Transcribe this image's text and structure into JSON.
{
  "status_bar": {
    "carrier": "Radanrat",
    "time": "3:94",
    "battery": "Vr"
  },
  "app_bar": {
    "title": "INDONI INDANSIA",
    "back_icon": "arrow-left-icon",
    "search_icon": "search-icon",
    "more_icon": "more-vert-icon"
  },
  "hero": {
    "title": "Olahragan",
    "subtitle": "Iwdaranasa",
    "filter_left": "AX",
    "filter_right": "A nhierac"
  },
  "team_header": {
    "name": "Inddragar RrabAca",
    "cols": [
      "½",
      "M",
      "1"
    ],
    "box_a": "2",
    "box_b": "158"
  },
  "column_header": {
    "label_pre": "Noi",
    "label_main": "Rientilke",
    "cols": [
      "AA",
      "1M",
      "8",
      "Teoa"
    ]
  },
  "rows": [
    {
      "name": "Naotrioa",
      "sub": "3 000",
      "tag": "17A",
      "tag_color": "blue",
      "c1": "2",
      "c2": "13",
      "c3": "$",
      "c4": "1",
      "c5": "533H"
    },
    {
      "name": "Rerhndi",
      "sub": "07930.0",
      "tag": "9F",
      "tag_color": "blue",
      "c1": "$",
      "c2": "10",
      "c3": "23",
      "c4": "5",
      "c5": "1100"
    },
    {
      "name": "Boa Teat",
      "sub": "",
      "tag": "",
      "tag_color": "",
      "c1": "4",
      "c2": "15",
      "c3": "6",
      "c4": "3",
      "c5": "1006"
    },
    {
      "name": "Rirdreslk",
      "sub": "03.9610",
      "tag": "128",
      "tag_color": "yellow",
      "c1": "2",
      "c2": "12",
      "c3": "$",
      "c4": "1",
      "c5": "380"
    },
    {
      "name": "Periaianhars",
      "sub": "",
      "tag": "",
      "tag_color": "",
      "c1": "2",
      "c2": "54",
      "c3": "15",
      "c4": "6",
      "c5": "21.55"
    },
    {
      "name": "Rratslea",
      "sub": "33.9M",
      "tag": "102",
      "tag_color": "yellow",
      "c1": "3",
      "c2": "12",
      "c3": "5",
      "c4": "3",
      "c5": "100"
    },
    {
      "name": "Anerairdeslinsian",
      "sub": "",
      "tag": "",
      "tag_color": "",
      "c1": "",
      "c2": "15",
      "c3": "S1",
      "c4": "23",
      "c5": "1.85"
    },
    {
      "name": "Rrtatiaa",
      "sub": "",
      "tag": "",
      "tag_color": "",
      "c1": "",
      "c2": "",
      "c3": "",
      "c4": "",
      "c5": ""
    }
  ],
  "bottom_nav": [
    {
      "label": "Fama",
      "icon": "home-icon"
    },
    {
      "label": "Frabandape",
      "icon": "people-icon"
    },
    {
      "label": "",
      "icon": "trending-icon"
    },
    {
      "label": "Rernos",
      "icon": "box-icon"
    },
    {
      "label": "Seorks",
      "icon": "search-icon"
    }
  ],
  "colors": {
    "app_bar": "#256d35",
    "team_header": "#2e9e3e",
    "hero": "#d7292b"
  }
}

— Short exercise —
Nothing in the data may differ; print all of it exactly as written.

— Task solution —
Transcribe this image's text and structure into JSON.
{
  "status_bar": {
    "carrier": "Radanrat",
    "time": "3:94",
    "battery": "Vr"
  },
  "app_bar": {
    "title": "INDONI INDANSIA",
    "back_icon": "arrow-left-icon",
    "search_icon": "search-icon",
    "more_icon": "more-vert-icon"
  },
  "hero": {
    "title": "Olahragan",
    "subtitle": "Iwdaranasa",
    "filter_left": "AX",
    "filter_right": "A nhierac"
  },
  "team_header": {
    "name": "Inddragar RrabAca",
    "cols": [
      "½",
      "M",
      "1"
    ],
    "box_a": "2",
    "box_b": "158"
  },
  "column_header": {
    "label_pre": "Noi",
    "label_main": "Rientilke",
    "cols": [
      "AA",
      "1M",
      "8",
      "Teoa"
    ]
  },
  "rows": [
    {
      "name": "Naotrioa",
      "sub": "3 000",
      "tag": "17A",
      "tag_color": "blue",
      "c1": "2",
      "c2": "13",
      "c3": "$",
      "c4": "1",
      "c5": "533H"
    },
    {
      "name": "Rerhndi",
      "sub": "07930.0",
      "tag": "9F",
      "tag_color": "blue",
      "c1": "$",
      "c2": "10",
      "c3": "23",
      "c4": "5",
      "c5": "1100"
    },
    {
      "name": "Boa Teat",
      "sub": "",
      "tag": "",
      "tag_color": "",
      "c1": "4",
      "c2": "15",
      "c3": "6",
      "c4": "3",
      "c5": "1006"
    },
    {
      "name": "Rirdreslk",
      "sub": "03.9610",
      "tag": "128",
      "tag_color": "yellow",
      "c1": "2",
      "c2": "12",
      "c3": "$",
      "c4": "1",
      "c5": "380"
    },
    {
      "name": "Periaianhars",
      "sub": "",
      "tag": "",
      "tag_color": "",
      "c1": "2",
      "c2": "54",
      "c3": "15",
      "c4": "6",
      "c5": "21.55"
    },
    {
      "name": "Rratslea",
      "sub": "33.9M",
      "tag": "102",
      "tag_color": "yellow",
      "c1": "3",
      "c2": "12",
      "c3": "5",
      "c4": "3",
      "c5": "100"
    },
    {
      "name": "Anerairdeslinsian",
      "sub": "",
      "tag": "",
      "tag_color": "",
      "c1": "",
      "c2": "15",
      "c3": "S1",
      "c4": "23",
      "c5": "1.85"
    },
    {
      "name": "Rrtatiaa",
      "sub": "",
      "tag": "",
      "tag_color": "",
      "c1": "",
      "c2": "",
      "c3": "",
      "c4": "",
      "c5": ""
    }
  ],
  "bottom_nav": [
    {
      "label": "Fama",
      "icon": "home-icon"
    },
    {
      "label": "Frabandape",
      "icon": "people-icon"
    },
    {
      "label": "",
      "icon": "trending-icon"
    },
    {
      "label": "Rernos",
      "icon": "box-icon"
    },
    {
      "label": "Seorks",
      "icon": "search-icon"
    }
  ],
  "colors": {
    "app_bar": "#256d35",
    "team_header": "#2e9e3e",
    "hero": "#d7292b"
  }
}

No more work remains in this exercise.